## GIVEN PROBLEM
Search the data below for "Program"; list each line that holds it.
>> Start
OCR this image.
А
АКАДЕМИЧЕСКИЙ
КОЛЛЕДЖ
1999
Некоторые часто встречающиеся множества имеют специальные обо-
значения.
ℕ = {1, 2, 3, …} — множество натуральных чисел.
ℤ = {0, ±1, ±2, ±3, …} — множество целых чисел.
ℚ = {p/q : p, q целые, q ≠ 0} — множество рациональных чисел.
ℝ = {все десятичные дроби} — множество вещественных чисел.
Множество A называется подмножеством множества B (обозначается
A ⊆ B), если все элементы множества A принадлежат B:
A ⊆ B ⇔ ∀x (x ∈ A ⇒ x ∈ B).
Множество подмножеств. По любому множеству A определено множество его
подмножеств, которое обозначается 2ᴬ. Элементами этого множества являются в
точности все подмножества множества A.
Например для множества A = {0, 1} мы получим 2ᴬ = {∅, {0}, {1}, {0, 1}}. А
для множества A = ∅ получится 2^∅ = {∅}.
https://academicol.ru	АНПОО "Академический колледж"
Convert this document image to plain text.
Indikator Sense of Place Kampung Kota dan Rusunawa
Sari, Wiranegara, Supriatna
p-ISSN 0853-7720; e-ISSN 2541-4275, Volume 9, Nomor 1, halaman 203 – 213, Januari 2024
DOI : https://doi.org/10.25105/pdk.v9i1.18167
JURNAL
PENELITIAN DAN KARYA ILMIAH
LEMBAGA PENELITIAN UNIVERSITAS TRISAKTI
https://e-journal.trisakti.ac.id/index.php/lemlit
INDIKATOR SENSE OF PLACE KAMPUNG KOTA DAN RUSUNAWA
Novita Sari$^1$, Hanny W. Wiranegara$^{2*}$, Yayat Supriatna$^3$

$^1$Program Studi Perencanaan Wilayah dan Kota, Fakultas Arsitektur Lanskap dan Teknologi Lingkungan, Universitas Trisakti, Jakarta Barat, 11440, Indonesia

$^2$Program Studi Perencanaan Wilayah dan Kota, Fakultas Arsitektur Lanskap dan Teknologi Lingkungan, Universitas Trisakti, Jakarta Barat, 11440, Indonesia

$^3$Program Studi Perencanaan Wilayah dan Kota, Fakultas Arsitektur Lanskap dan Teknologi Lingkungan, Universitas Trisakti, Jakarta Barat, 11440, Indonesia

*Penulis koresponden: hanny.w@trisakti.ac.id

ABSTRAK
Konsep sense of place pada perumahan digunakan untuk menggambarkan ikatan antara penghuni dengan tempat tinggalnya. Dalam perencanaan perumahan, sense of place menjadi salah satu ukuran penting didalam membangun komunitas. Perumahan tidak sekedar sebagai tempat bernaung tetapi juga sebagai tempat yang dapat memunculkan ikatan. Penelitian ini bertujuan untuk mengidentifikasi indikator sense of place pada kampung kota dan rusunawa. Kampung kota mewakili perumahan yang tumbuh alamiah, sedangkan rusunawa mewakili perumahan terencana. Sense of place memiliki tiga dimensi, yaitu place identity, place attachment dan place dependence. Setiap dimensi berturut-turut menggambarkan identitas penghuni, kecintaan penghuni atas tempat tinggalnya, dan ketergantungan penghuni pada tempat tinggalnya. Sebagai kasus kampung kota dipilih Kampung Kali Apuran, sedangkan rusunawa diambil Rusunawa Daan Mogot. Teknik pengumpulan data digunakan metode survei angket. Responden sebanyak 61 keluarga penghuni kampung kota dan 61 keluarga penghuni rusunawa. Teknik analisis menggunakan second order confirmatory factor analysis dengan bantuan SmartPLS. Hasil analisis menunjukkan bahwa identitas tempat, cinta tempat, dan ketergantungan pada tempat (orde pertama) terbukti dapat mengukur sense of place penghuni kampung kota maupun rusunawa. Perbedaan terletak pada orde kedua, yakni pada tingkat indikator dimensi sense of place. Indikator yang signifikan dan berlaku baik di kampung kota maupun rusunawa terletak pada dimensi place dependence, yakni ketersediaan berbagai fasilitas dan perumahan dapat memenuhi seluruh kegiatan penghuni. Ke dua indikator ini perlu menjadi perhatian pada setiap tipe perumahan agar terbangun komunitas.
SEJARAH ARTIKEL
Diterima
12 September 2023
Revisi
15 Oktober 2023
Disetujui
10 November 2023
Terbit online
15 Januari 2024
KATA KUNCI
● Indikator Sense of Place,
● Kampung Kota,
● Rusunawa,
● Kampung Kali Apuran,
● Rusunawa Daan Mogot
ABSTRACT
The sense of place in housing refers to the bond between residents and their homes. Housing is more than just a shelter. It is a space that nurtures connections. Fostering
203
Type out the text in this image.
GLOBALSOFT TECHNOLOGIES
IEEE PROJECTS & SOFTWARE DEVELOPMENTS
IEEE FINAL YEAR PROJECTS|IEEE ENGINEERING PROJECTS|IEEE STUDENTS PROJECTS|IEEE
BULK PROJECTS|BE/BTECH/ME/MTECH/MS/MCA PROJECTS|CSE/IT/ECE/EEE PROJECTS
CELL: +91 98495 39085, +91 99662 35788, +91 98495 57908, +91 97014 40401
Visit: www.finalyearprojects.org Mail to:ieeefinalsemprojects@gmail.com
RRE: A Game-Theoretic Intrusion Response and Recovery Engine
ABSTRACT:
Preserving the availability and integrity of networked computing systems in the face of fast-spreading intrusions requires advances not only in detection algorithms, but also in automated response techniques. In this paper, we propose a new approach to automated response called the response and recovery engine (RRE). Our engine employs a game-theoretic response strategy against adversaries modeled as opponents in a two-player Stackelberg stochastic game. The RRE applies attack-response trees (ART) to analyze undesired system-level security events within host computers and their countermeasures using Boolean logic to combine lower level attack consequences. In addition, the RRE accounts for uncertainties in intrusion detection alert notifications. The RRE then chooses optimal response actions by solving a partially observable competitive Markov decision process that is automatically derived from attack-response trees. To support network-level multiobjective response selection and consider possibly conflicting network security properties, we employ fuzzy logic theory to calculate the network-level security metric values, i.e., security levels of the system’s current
>> End
## COMPLETE OUTPUT
$^1$Program Studi Perencanaan Wilayah dan Kota, Fakultas Arsitektur Lanskap dan Teknologi Lingkungan, Universitas Trisakti, Jakarta Barat, 11440, Indonesia
$^2$Program Studi Perencanaan Wilayah dan Kota, Fakultas Arsitektur Lanskap dan Teknologi Lingkungan, Universitas Trisakti, Jakarta Barat, 11440, Indonesia
$^3$Program Studi Perencanaan Wilayah dan Kota, Fakultas Arsitektur Lanskap dan Teknologi Lingkungan, Universitas Trisakti, Jakarta Barat, 11440, Indonesia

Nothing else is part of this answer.